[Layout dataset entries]
------------------------------------

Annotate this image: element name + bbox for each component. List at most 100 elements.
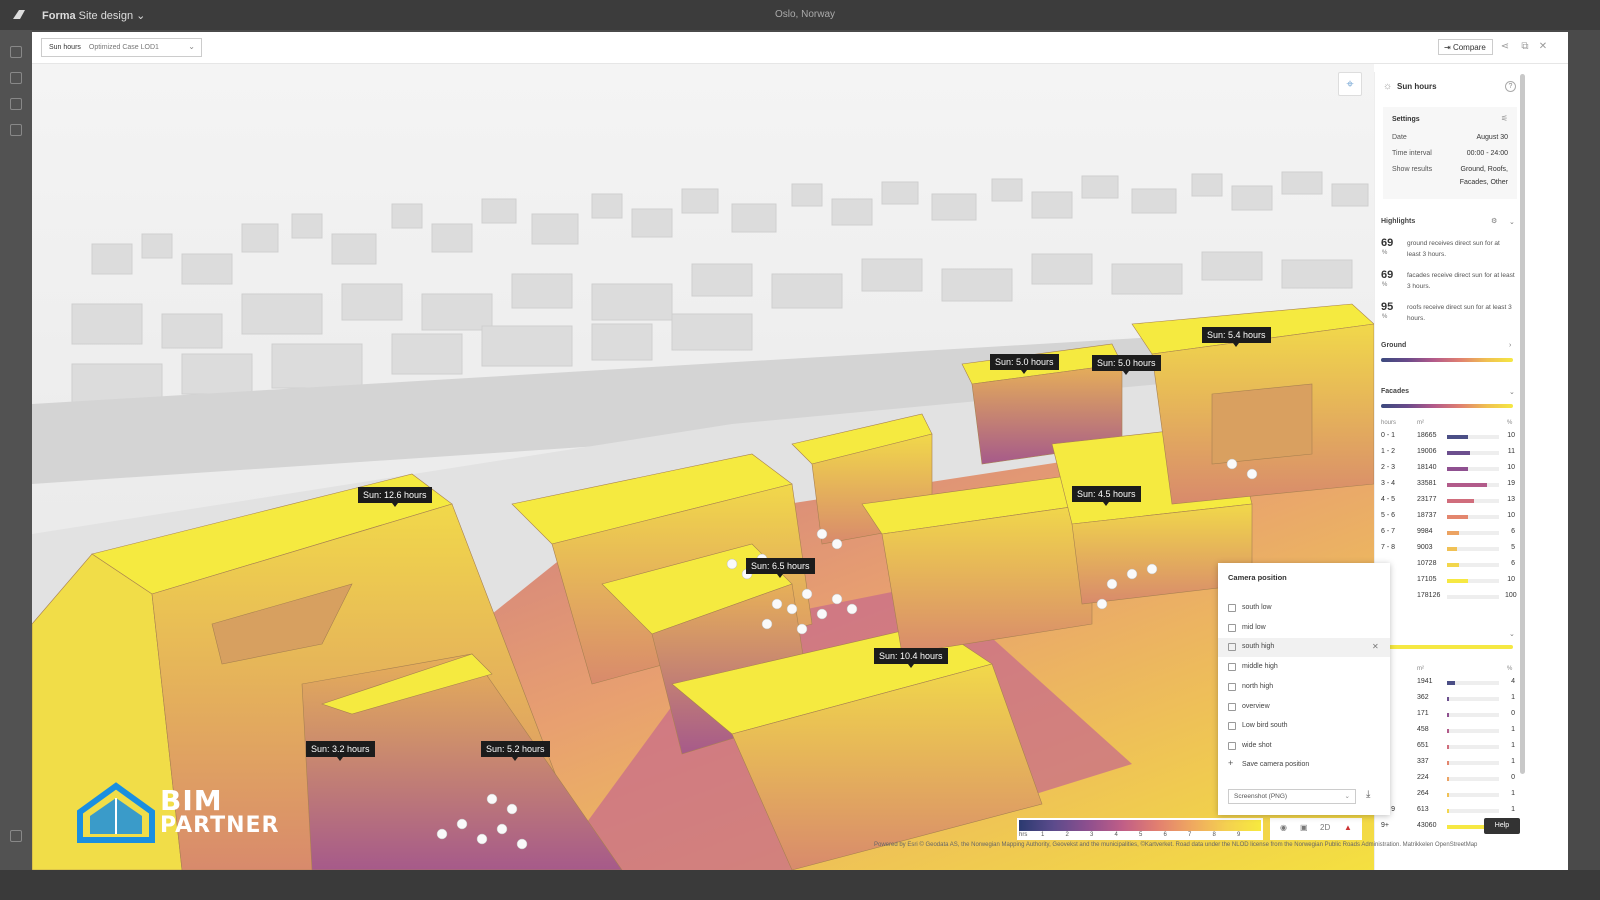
- panel-title: Sun hours: [1397, 82, 1437, 91]
- 3d-viewport[interactable]: Sun: 12.6 hours Sun: 5.0 hours Sun: 5.0 …: [32, 64, 1374, 870]
- compass-icon[interactable]: ⌖: [1338, 72, 1362, 96]
- table-row: 63371: [1381, 758, 1515, 770]
- show-results-value[interactable]: Facades, Other: [1460, 176, 1508, 189]
- 2d-toggle[interactable]: 2D: [1320, 823, 1330, 832]
- chevron-down-icon[interactable]: ⌄: [1509, 388, 1515, 396]
- map-attribution: Powered by Esri © Geodata AS, the Norweg…: [874, 842, 1478, 848]
- row-area: 43060: [1417, 822, 1437, 829]
- camera-item[interactable]: middle high: [1218, 658, 1390, 677]
- compare-button[interactable]: ⇥ Compare: [1438, 39, 1493, 55]
- chevron-right-icon[interactable]: ›: [1509, 342, 1511, 349]
- row-bar-fill: [1447, 745, 1450, 749]
- table-row: al178126100: [1381, 592, 1517, 604]
- close-icon[interactable]: ✕: [1536, 40, 1550, 54]
- row-percent: 13: [1507, 496, 1515, 503]
- legend-tick: 8: [1212, 832, 1216, 838]
- row-bar-fill: [1447, 681, 1456, 685]
- camera-view-icon: [1228, 722, 1236, 731]
- row-bar-fill: [1447, 499, 1475, 503]
- settings-card: Settings ⚟ Date August 30 Time interval …: [1383, 107, 1517, 199]
- row-percent: 0: [1511, 710, 1515, 717]
- row-percent: 1: [1511, 742, 1515, 749]
- chevron-down-icon[interactable]: ⌄: [1509, 630, 1515, 638]
- camera-position-menu: Camera position south low mid low south hi…: [1218, 563, 1390, 815]
- menu-icon[interactable]: [10, 46, 22, 58]
- row-percent: 5: [1511, 544, 1515, 551]
- row-bar: [1447, 467, 1499, 471]
- color-legend: hrs 1 2 3 4 5 6 7 8 9: [1017, 818, 1263, 840]
- row-percent: 1: [1511, 726, 1515, 733]
- row-bar-fill: [1447, 793, 1450, 797]
- camera-view-icon: [1228, 623, 1236, 632]
- analysis-icon[interactable]: [10, 98, 22, 110]
- row-area: 33581: [1417, 480, 1437, 487]
- row-bar: [1447, 681, 1499, 685]
- row-range: 0 - 1: [1381, 432, 1396, 439]
- legend-tick: 3: [1090, 832, 1094, 838]
- date-value[interactable]: August 30: [1476, 131, 1508, 144]
- camera-item[interactable]: overview: [1218, 698, 1390, 717]
- help-button[interactable]: Help: [1484, 818, 1520, 834]
- table-row: 3 - 4 33581 19: [1381, 480, 1515, 492]
- share-icon[interactable]: ⋖: [1498, 40, 1512, 54]
- save-camera-button[interactable]: + Save camera position: [1218, 756, 1390, 775]
- camera-item[interactable]: mid low: [1218, 619, 1390, 638]
- interval-value[interactable]: 00:00 - 24:00: [1467, 147, 1508, 160]
- row-bar: [1447, 713, 1499, 717]
- row-bar: [1447, 531, 1499, 535]
- globe-icon[interactable]: [10, 124, 22, 136]
- ground-section[interactable]: Ground: [1381, 342, 1406, 349]
- camera-item[interactable]: wide shot: [1218, 737, 1390, 756]
- sliders-icon[interactable]: ⚟: [1501, 114, 1508, 123]
- row-percent: 1: [1511, 758, 1515, 765]
- table-row: 17105 10: [1381, 576, 1515, 588]
- row-area: 264: [1417, 790, 1429, 797]
- camera-item[interactable]: south high ✕: [1218, 638, 1390, 658]
- table-row: 4 - 5 23177 13: [1381, 496, 1515, 508]
- plus-icon: +: [1228, 758, 1234, 768]
- chevron-down-icon[interactable]: ⌄: [1509, 218, 1515, 226]
- row-percent: 1: [1511, 806, 1515, 813]
- row-area: 19006: [1417, 448, 1437, 455]
- legend-tick: 2: [1065, 832, 1069, 838]
- camera-item-label: south high: [1242, 643, 1275, 651]
- row-bar-fill: [1447, 547, 1458, 551]
- facades-section[interactable]: Facades: [1381, 388, 1409, 395]
- row-bar: [1447, 777, 1499, 781]
- camera-item[interactable]: south low: [1218, 599, 1390, 618]
- row-range: 4 - 5: [1381, 496, 1396, 503]
- north-arrow-icon[interactable]: ▲: [1344, 823, 1352, 832]
- row-percent: 100: [1505, 592, 1517, 599]
- row-range: 7 - 8: [1381, 544, 1396, 551]
- delete-icon[interactable]: ✕: [1372, 642, 1379, 651]
- panel-scrollbar[interactable]: [1520, 74, 1525, 774]
- eye-icon[interactable]: ◉: [1280, 823, 1287, 832]
- camera-item[interactable]: Low bird south: [1218, 717, 1390, 736]
- row-area: 613: [1417, 806, 1429, 813]
- screenshot-format-select[interactable]: Screenshot (PNG) ⌄: [1228, 789, 1356, 804]
- logo-line2: PARTNER: [160, 813, 280, 838]
- sun-label: Sun: 3.2 hours: [306, 741, 375, 761]
- app-title[interactable]: Forma Site design ⌄: [42, 9, 145, 22]
- forma-logo-icon[interactable]: [12, 8, 26, 20]
- table-row: 6 - 7 9984 6: [1381, 528, 1515, 540]
- row-range: 2 - 3: [1381, 464, 1396, 471]
- row-area: 23177: [1417, 496, 1437, 503]
- camera-icon[interactable]: ▣: [1300, 823, 1308, 832]
- row-area: 651: [1417, 742, 1429, 749]
- camera-item-label: south low: [1242, 604, 1272, 611]
- layers-icon[interactable]: [10, 72, 22, 84]
- show-results-value[interactable]: Ground, Roofs,: [1461, 163, 1508, 176]
- settings-icon[interactable]: [10, 830, 22, 842]
- row-bar: [1447, 451, 1499, 455]
- row-area: 10728: [1417, 560, 1437, 567]
- camera-item[interactable]: north high: [1218, 678, 1390, 697]
- analysis-selector[interactable]: Sun hours Optimized Case LOD1 ⌄: [41, 38, 202, 57]
- show-results-label: Show results: [1392, 166, 1433, 173]
- download-icon[interactable]: ⤓: [1366, 789, 1370, 800]
- popout-icon[interactable]: ⧉: [1518, 40, 1532, 54]
- chevron-down-icon: ⌄: [136, 10, 146, 22]
- camera-menu-title: Camera position: [1228, 573, 1287, 582]
- gear-icon[interactable]: ⚙: [1491, 217, 1497, 225]
- help-icon[interactable]: ?: [1505, 81, 1516, 92]
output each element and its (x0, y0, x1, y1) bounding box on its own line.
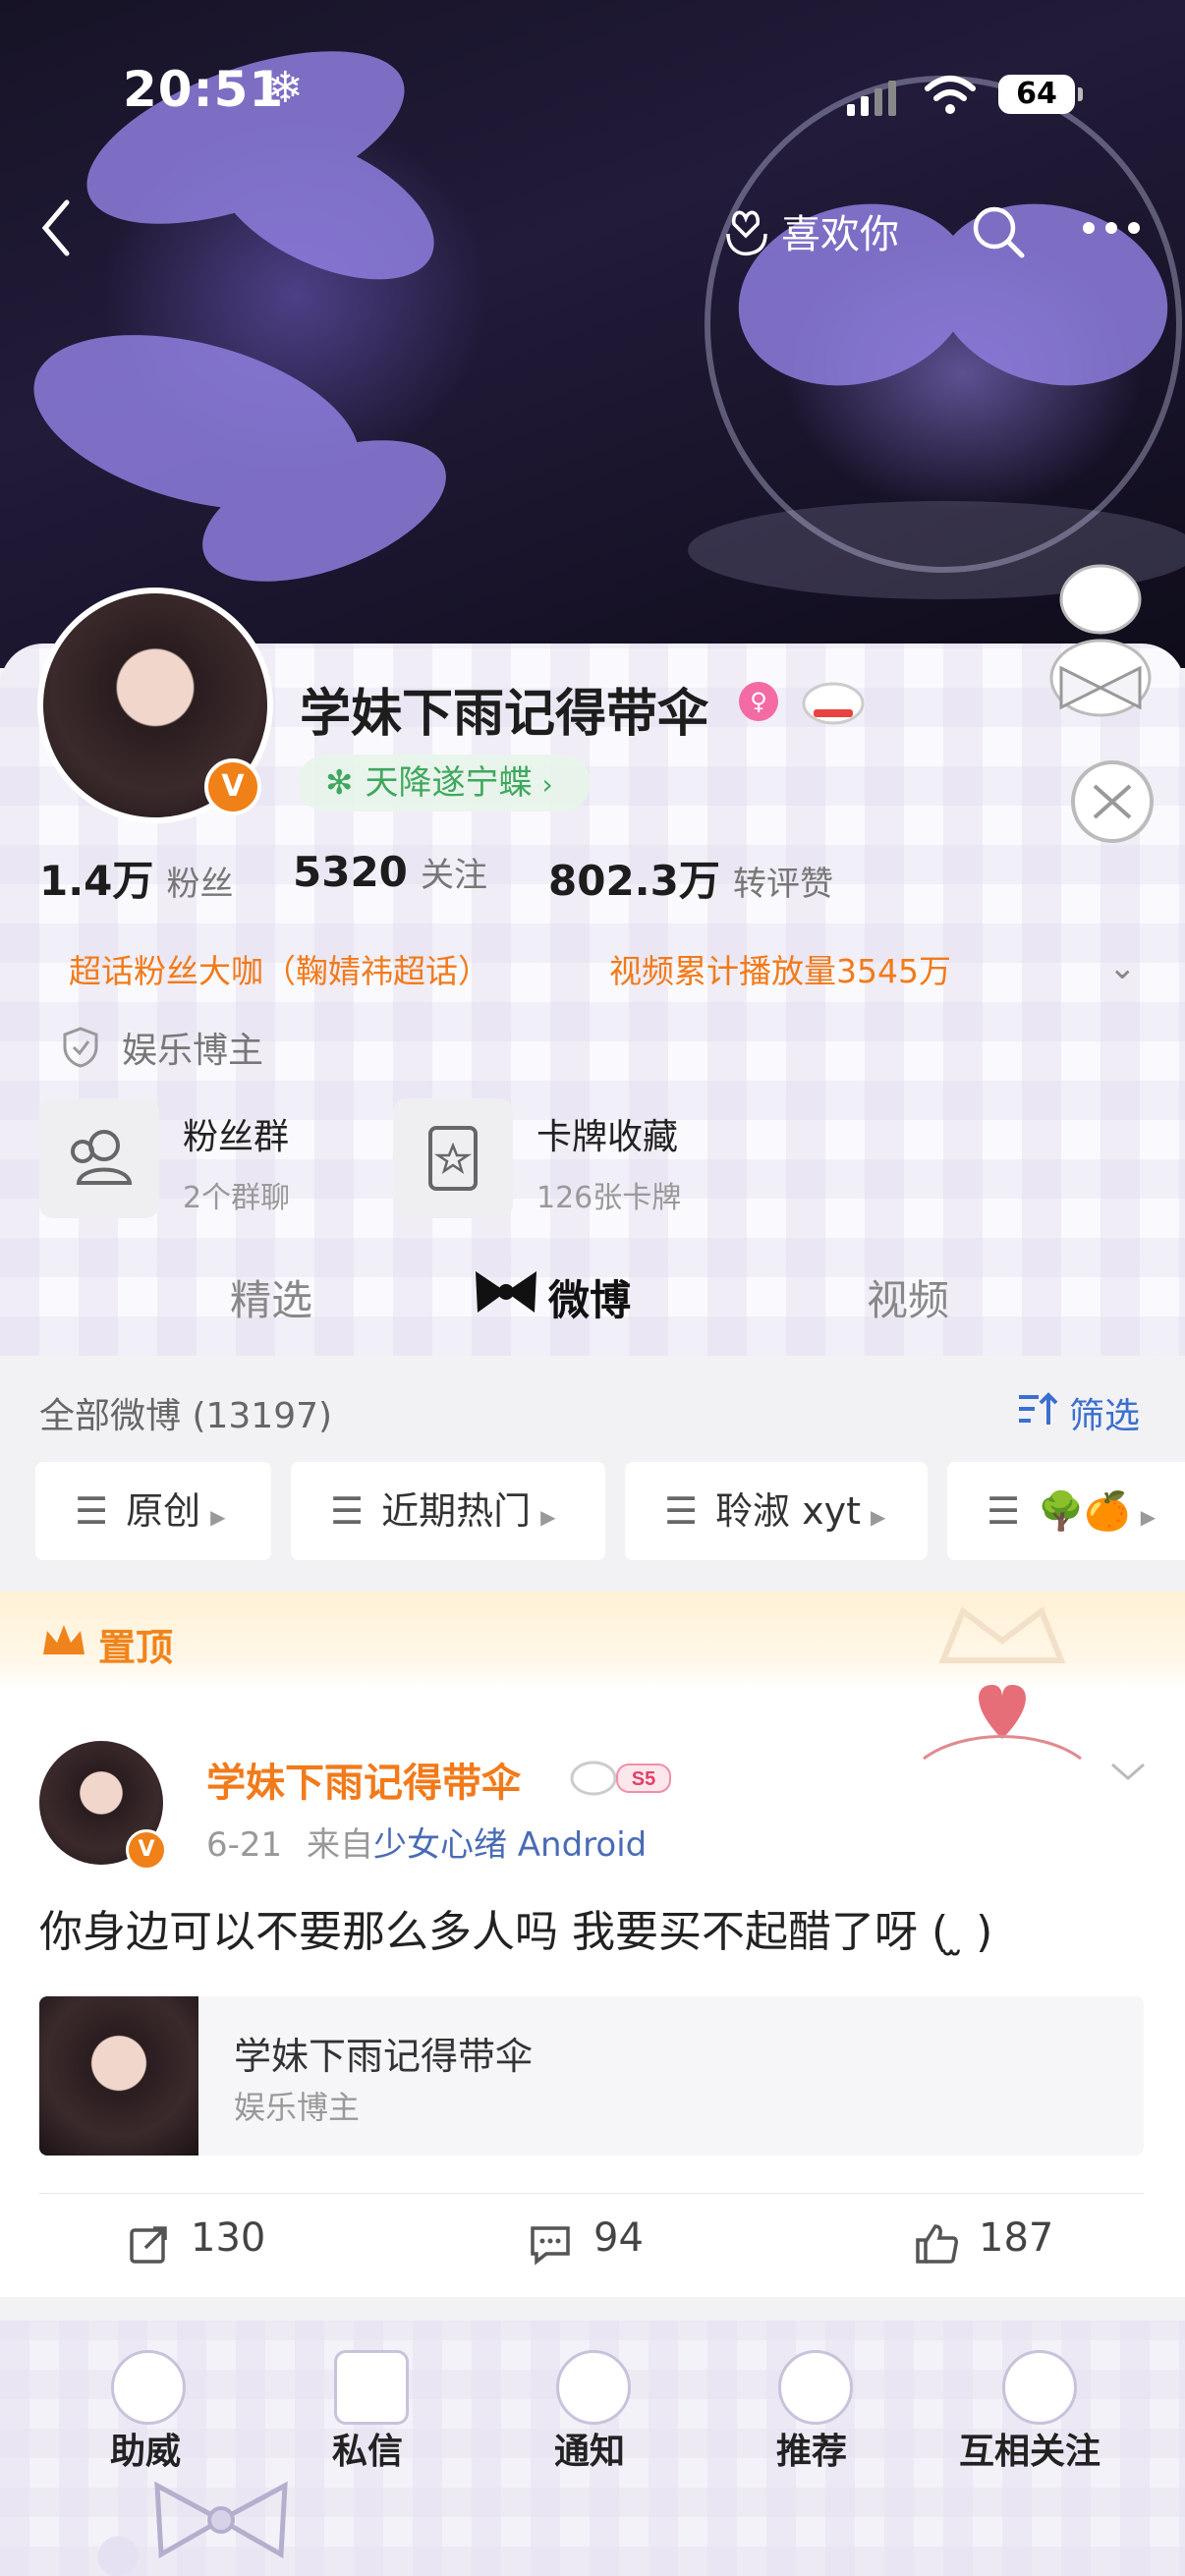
tab-video[interactable]: 视频 (867, 1267, 949, 1327)
recommend-bunny-icon[interactable] (778, 2350, 853, 2425)
share-card-subtitle: 娱乐博主 (234, 2089, 361, 2126)
bunny-sticker-icon (1049, 564, 1152, 717)
nav-mutual-follow[interactable]: 互相关注 (959, 2423, 1100, 2474)
tab-featured[interactable]: 精选 (230, 1267, 312, 1327)
profile-share-card[interactable]: 学妹下雨记得带伞 娱乐博主 (39, 1996, 1144, 2156)
post-author-name[interactable]: 学妹下雨记得带伞 (206, 1751, 521, 1808)
fan-group-sub: 2个群聊 (183, 1181, 291, 1215)
like-you-button[interactable]: 喜欢你 (781, 202, 899, 259)
nav-cheer[interactable]: 助威 (110, 2423, 181, 2474)
black-bow-icon (476, 1271, 536, 1313)
wifi-icon (925, 76, 976, 114)
more-icon[interactable] (1081, 218, 1142, 238)
card-collection-sub: 126张卡牌 (536, 1181, 682, 1215)
caret-right-icon: ▶ (1140, 1505, 1157, 1529)
chip-original-label: 原创 (126, 1489, 201, 1533)
cellular-signal-icon (847, 81, 896, 116)
pinned-label: 置顶 (98, 1626, 174, 1669)
chevron-down-icon[interactable]: ⌄ (1108, 948, 1137, 987)
like-thumb-icon[interactable] (914, 2220, 959, 2266)
all-weibo-count: 全部微博 (13197) (39, 1396, 333, 1436)
divider (39, 2193, 1144, 2194)
message-icon[interactable] (334, 2350, 409, 2425)
followers-stat[interactable]: 1.4万 粉丝 (39, 848, 234, 908)
post-meta: 6-21 来自少女心绪 Android (206, 1818, 647, 1866)
role-label: 娱乐博主 (122, 1031, 264, 1071)
nav-recommend[interactable]: 推荐 (776, 2423, 847, 2474)
nav-notifications[interactable]: 通知 (554, 2423, 625, 2474)
layers-icon: ☰ (664, 1489, 699, 1533)
female-icon: ♀ (739, 682, 778, 721)
verified-badge-icon: V (204, 758, 261, 815)
nav-messages[interactable]: 私信 (332, 2423, 403, 2474)
chip-xyt[interactable]: ☰ 聆淑 xyt ▶ (625, 1462, 928, 1560)
chevron-right-icon: › (541, 768, 553, 801)
like-count[interactable]: 187 (979, 2215, 1053, 2261)
shield-icon (63, 1027, 98, 1068)
chip-recent-hot[interactable]: ☰ 近期热门 ▶ (291, 1462, 605, 1560)
bow-pendant-icon (1071, 760, 1154, 843)
following-count: 5320 (293, 848, 408, 896)
sheep-sticker-icon (802, 682, 865, 725)
followers-label: 粉丝 (166, 865, 234, 904)
fan-group-title[interactable]: 粉丝群 (183, 1108, 289, 1159)
profile-name: 学妹下雨记得带伞 (300, 685, 709, 744)
followers-count: 1.4万 (39, 857, 154, 905)
crown-icon (43, 1625, 85, 1654)
layers-icon: ☰ (987, 1489, 1021, 1533)
tag-label: 天降遂宁蝶 (365, 763, 533, 803)
share-card-title: 学妹下雨记得带伞 (234, 2035, 534, 2078)
mutual-follow-icon[interactable] (1002, 2350, 1077, 2425)
honor-video-plays[interactable]: 视频累计播放量3545万 (609, 945, 951, 992)
engagement-stat[interactable]: 802.3万 转评赞 (548, 848, 833, 908)
card-collection-tile-icon[interactable] (393, 1098, 513, 1218)
chevron-down-icon[interactable] (1108, 1759, 1148, 1784)
card-collection-title[interactable]: 卡牌收藏 (536, 1108, 678, 1159)
share-card-thumbnail (39, 1996, 198, 2156)
repost-count[interactable]: 130 (191, 2215, 265, 2261)
chip-emoji-label: 🌳🍊 (1038, 1489, 1131, 1533)
hand-heart-icon (726, 210, 767, 256)
following-label: 关注 (421, 856, 487, 895)
filter-button[interactable]: 筛选 (1069, 1387, 1140, 1438)
chip-original[interactable]: ☰ 原创 ▶ (35, 1462, 271, 1560)
status-time: 20:51 (123, 61, 285, 118)
layers-icon: ☰ (330, 1489, 365, 1533)
repost-icon[interactable] (128, 2222, 171, 2266)
following-stat[interactable]: 5320 关注 (293, 848, 487, 896)
sheep-level-badge-icon: S5 (570, 1761, 671, 1796)
comment-count[interactable]: 94 (593, 2215, 644, 2261)
engagement-count: 802.3万 (548, 857, 720, 905)
cheer-icon[interactable] (111, 2350, 186, 2425)
crown-heart-ornament-icon (923, 1606, 1082, 1761)
verified-badge-icon: V (126, 1829, 167, 1871)
back-arrow-icon[interactable] (37, 196, 73, 259)
comment-icon[interactable] (529, 2224, 572, 2266)
notification-bow-icon[interactable] (556, 2350, 631, 2425)
post-from: 来自 (306, 1825, 373, 1865)
chip-xyt-label: 聆淑 xyt (715, 1489, 862, 1533)
snowflake-icon: ❄ (267, 63, 304, 113)
chip-emoji[interactable]: ☰ 🌳🍊 ▶ (947, 1462, 1185, 1560)
post-source[interactable]: 少女心绪 Android (373, 1825, 647, 1865)
tab-weibo[interactable]: 微博 (548, 1267, 631, 1327)
post-text: 你身边可以不要那么多人吗 我要买不起醋了呀 ( ̫ ) (39, 1907, 993, 1957)
honor-supertopic[interactable]: 超话粉丝大咖（鞠婧祎超话） (69, 945, 490, 992)
fan-group-tile-icon[interactable] (39, 1098, 159, 1218)
post-date: 6-21 (206, 1825, 283, 1865)
layers-icon: ☰ (75, 1489, 109, 1533)
engagement-label: 转评赞 (732, 865, 833, 904)
bow-decoration-icon (154, 2481, 288, 2559)
battery-indicator: 64 (998, 75, 1083, 114)
caret-right-icon: ▶ (210, 1505, 226, 1529)
caret-right-icon: ▶ (871, 1505, 886, 1529)
svg-text:S5: S5 (632, 1768, 655, 1790)
filter-icon[interactable] (1017, 1389, 1060, 1428)
caret-right-icon: ▶ (540, 1505, 556, 1529)
search-icon[interactable] (971, 204, 1026, 259)
snowflake-tag-icon: ✻ (325, 763, 354, 803)
chip-recent-hot-label: 近期热门 (381, 1489, 532, 1533)
tag-pill[interactable]: ✻ 天降遂宁蝶 › (298, 755, 591, 812)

------------------------------------

Work to be completed ▸ Count how many lines in the rows contain the word "element" and give only that number.

Worked answer ▸ 2